BEGIN DATA EXTRACT

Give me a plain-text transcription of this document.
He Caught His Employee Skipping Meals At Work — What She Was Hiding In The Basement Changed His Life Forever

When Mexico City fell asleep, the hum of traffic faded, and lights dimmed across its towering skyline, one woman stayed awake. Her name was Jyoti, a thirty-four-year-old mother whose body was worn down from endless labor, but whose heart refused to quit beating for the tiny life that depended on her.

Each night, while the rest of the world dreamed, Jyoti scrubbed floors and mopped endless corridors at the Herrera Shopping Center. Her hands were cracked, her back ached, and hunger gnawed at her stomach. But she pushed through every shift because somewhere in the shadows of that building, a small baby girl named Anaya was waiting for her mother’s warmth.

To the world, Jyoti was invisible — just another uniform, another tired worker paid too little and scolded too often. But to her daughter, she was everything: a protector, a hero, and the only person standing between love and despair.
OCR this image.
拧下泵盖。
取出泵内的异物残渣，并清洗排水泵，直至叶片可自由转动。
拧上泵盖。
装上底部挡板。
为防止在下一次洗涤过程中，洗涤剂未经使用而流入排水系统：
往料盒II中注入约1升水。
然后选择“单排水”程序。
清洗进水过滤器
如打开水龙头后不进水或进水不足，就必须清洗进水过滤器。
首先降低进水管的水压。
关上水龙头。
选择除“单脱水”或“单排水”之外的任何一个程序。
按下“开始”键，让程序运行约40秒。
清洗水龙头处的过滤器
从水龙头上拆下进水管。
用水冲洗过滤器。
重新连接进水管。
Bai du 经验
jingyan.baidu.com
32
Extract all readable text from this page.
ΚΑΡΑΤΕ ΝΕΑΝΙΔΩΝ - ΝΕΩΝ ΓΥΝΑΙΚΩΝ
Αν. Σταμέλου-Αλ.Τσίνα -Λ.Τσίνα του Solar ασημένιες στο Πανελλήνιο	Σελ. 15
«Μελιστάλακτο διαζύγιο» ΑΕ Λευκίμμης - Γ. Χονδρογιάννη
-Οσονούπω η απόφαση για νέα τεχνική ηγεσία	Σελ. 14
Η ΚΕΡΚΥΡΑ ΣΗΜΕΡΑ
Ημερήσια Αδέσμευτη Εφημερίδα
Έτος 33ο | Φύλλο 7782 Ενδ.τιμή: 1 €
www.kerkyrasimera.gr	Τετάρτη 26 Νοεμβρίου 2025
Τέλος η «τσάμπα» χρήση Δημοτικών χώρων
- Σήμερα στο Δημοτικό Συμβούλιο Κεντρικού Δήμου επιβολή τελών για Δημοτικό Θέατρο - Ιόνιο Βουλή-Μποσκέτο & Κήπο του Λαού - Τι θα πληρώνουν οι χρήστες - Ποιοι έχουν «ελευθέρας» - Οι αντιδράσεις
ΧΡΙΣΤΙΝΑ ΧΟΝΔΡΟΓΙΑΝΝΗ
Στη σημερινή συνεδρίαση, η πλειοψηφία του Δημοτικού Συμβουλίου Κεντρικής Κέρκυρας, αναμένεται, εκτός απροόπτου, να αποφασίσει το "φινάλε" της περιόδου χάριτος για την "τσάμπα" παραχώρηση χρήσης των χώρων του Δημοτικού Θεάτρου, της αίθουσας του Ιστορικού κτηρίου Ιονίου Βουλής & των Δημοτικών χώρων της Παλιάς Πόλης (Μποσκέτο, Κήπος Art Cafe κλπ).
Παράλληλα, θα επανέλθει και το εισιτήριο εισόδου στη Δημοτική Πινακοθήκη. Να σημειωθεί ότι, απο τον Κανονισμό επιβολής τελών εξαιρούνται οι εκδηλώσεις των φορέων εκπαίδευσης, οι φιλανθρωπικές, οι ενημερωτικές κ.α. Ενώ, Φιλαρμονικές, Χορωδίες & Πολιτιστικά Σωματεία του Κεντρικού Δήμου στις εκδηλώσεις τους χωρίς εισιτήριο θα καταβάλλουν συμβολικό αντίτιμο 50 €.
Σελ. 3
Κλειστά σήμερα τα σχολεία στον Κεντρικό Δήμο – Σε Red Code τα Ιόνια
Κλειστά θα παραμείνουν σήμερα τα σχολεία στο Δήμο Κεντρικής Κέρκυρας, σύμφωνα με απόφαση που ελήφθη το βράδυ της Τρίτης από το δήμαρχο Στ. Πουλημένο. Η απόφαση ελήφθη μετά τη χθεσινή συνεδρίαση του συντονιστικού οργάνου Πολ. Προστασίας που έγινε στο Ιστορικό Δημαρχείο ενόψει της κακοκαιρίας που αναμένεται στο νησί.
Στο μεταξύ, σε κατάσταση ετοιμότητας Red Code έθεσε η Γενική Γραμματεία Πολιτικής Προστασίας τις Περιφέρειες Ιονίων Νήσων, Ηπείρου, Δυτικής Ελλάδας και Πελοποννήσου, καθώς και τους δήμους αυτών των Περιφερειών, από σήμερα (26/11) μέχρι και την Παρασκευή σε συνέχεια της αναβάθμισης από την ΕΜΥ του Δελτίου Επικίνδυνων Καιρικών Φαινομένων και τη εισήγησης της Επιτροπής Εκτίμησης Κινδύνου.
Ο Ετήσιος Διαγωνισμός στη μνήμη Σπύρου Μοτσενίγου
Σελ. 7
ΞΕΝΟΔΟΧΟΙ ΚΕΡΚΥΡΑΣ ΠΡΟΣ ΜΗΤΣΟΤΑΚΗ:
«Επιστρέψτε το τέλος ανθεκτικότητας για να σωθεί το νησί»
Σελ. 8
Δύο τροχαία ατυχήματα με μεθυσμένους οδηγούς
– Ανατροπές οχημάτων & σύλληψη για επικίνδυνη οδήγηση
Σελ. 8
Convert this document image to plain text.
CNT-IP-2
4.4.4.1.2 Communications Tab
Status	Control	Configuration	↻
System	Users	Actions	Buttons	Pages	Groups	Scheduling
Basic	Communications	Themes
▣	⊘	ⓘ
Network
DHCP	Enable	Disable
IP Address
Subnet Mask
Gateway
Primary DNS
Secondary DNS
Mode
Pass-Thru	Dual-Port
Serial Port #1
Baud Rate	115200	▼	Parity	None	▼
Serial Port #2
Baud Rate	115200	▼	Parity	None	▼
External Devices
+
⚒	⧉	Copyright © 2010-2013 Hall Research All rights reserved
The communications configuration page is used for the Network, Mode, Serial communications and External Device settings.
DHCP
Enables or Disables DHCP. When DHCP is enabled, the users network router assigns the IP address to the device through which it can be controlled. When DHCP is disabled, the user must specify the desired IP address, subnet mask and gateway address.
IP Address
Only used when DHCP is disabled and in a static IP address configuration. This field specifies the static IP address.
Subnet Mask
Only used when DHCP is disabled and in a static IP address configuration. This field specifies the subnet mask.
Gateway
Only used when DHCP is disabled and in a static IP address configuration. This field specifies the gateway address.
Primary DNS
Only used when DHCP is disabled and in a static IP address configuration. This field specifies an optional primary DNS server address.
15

END DATA EXTRACT

## WHAT IS BEING ASKED
Repeat every line of the records above exactly.

## RESULT OF THIS EXERCISE
Give me a plain-text transcription of this document.
He Caught His Employee Skipping Meals At Work — What She Was Hiding In The Basement Changed His Life Forever

When Mexico City fell asleep, the hum of traffic faded, and lights dimmed across its towering skyline, one woman stayed awake. Her name was Jyoti, a thirty-four-year-old mother whose body was worn down from endless labor, but whose heart refused to quit beating for the tiny life that depended on her.

Each night, while the rest of the world dreamed, Jyoti scrubbed floors and mopped endless corridors at the Herrera Shopping Center. Her hands were cracked, her back ached, and hunger gnawed at her stomach. But she pushed through every shift because somewhere in the shadows of that building, a small baby girl named Anaya was waiting for her mother’s warmth.

To the world, Jyoti was invisible — just another uniform, another tired worker paid too little and scolded too often. But to her daughter, she was everything: a protector, a hero, and the only person standing between love and despair.
OCR this image.
拧下泵盖。
取出泵内的异物残渣，并清洗排水泵，直至叶片可自由转动。
拧上泵盖。
装上底部挡板。
为防止在下一次洗涤过程中，洗涤剂未经使用而流入排水系统：
往料盒II中注入约1升水。
然后选择“单排水”程序。
清洗进水过滤器
如打开水龙头后不进水或进水不足，就必须清洗进水过滤器。
首先降低进水管的水压。
关上水龙头。
选择除“单脱水”或“单排水”之外的任何一个程序。
按下“开始”键，让程序运行约40秒。
清洗水龙头处的过滤器
从水龙头上拆下进水管。
用水冲洗过滤器。
重新连接进水管。
Bai du 经验
jingyan.baidu.com
32
Extract all readable text from this page.
ΚΑΡΑΤΕ ΝΕΑΝΙΔΩΝ - ΝΕΩΝ ΓΥΝΑΙΚΩΝ
Αν. Σταμέλου-Αλ.Τσίνα -Λ.Τσίνα του Solar ασημένιες στο Πανελλήνιο	Σελ. 15
«Μελιστάλακτο διαζύγιο» ΑΕ Λευκίμμης - Γ. Χονδρογιάννη
-Οσονούπω η απόφαση για νέα τεχνική ηγεσία	Σελ. 14
Η ΚΕΡΚΥΡΑ ΣΗΜΕΡΑ
Ημερήσια Αδέσμευτη Εφημερίδα
Έτος 33ο | Φύλλο 7782 Ενδ.τιμή: 1 €
www.kerkyrasimera.gr	Τετάρτη 26 Νοεμβρίου 2025
Τέλος η «τσάμπα» χρήση Δημοτικών χώρων
- Σήμερα στο Δημοτικό Συμβούλιο Κεντρικού Δήμου επιβολή τελών για Δημοτικό Θέατρο - Ιόνιο Βουλή-Μποσκέτο & Κήπο του Λαού - Τι θα πληρώνουν οι χρήστες - Ποιοι έχουν «ελευθέρας» - Οι αντιδράσεις
ΧΡΙΣΤΙΝΑ ΧΟΝΔΡΟΓΙΑΝΝΗ
Στη σημερινή συνεδρίαση, η πλειοψηφία του Δημοτικού Συμβουλίου Κεντρικής Κέρκυρας, αναμένεται, εκτός απροόπτου, να αποφασίσει το "φινάλε" της περιόδου χάριτος για την "τσάμπα" παραχώρηση χρήσης των χώρων του Δημοτικού Θεάτρου, της αίθουσας του Ιστορικού κτηρίου Ιονίου Βουλής & των Δημοτικών χώρων της Παλιάς Πόλης (Μποσκέτο, Κήπος Art Cafe κλπ).
Παράλληλα, θα επανέλθει και το εισιτήριο εισόδου στη Δημοτική Πινακοθήκη. Να σημειωθεί ότι, απο τον Κανονισμό επιβολής τελών εξαιρούνται οι εκδηλώσεις των φορέων εκπαίδευσης, οι φιλανθρωπικές, οι ενημερωτικές κ.α. Ενώ, Φιλαρμονικές, Χορωδίες & Πολιτιστικά Σωματεία του Κεντρικού Δήμου στις εκδηλώσεις τους χωρίς εισιτήριο θα καταβάλλουν συμβολικό αντίτιμο 50 €.
Σελ. 3
Κλειστά σήμερα τα σχολεία στον Κεντρικό Δήμο – Σε Red Code τα Ιόνια
Κλειστά θα παραμείνουν σήμερα τα σχολεία στο Δήμο Κεντρικής Κέρκυρας, σύμφωνα με απόφαση που ελήφθη το βράδυ της Τρίτης από το δήμαρχο Στ. Πουλημένο. Η απόφαση ελήφθη μετά τη χθεσινή συνεδρίαση του συντονιστικού οργάνου Πολ. Προστασίας που έγινε στο Ιστορικό Δημαρχείο ενόψει της κακοκαιρίας που αναμένεται στο νησί.
Στο μεταξύ, σε κατάσταση ετοιμότητας Red Code έθεσε η Γενική Γραμματεία Πολιτικής Προστασίας τις Περιφέρειες Ιονίων Νήσων, Ηπείρου, Δυτικής Ελλάδας και Πελοποννήσου, καθώς και τους δήμους αυτών των Περιφερειών, από σήμερα (26/11) μέχρι και την Παρασκευή σε συνέχεια της αναβάθμισης από την ΕΜΥ του Δελτίου Επικίνδυνων Καιρικών Φαινομένων και τη εισήγησης της Επιτροπής Εκτίμησης Κινδύνου.
Ο Ετήσιος Διαγωνισμός στη μνήμη Σπύρου Μοτσενίγου
Σελ. 7
ΞΕΝΟΔΟΧΟΙ ΚΕΡΚΥΡΑΣ ΠΡΟΣ ΜΗΤΣΟΤΑΚΗ:
«Επιστρέψτε το τέλος ανθεκτικότητας για να σωθεί το νησί»
Σελ. 8
Δύο τροχαία ατυχήματα με μεθυσμένους οδηγούς
– Ανατροπές οχημάτων & σύλληψη για επικίνδυνη οδήγηση
Σελ. 8
Convert this document image to plain text.
CNT-IP-2
4.4.4.1.2 Communications Tab
Status	Control	Configuration	↻
System	Users	Actions	Buttons	Pages	Groups	Scheduling
Basic	Communications	Themes
▣	⊘	ⓘ
Network
DHCP	Enable	Disable
IP Address
Subnet Mask
Gateway
Primary DNS
Secondary DNS
Mode
Pass-Thru	Dual-Port
Serial Port #1
Baud Rate	115200	▼	Parity	None	▼
Serial Port #2
Baud Rate	115200	▼	Parity	None	▼
External Devices
+
⚒	⧉	Copyright © 2010-2013 Hall Research All rights reserved
The communications configuration page is used for the Network, Mode, Serial communications and External Device settings.
DHCP
Enables or Disables DHCP. When DHCP is enabled, the users network router assigns the IP address to the device through which it can be controlled. When DHCP is disabled, the user must specify the desired IP address, subnet mask and gateway address.
IP Address
Only used when DHCP is disabled and in a static IP address configuration. This field specifies the static IP address.
Subnet Mask
Only used when DHCP is disabled and in a static IP address configuration. This field specifies the subnet mask.
Gateway
Only used when DHCP is disabled and in a static IP address configuration. This field specifies the gateway address.
Primary DNS
Only used when DHCP is disabled and in a static IP address configuration. This field specifies an optional primary DNS server address.
15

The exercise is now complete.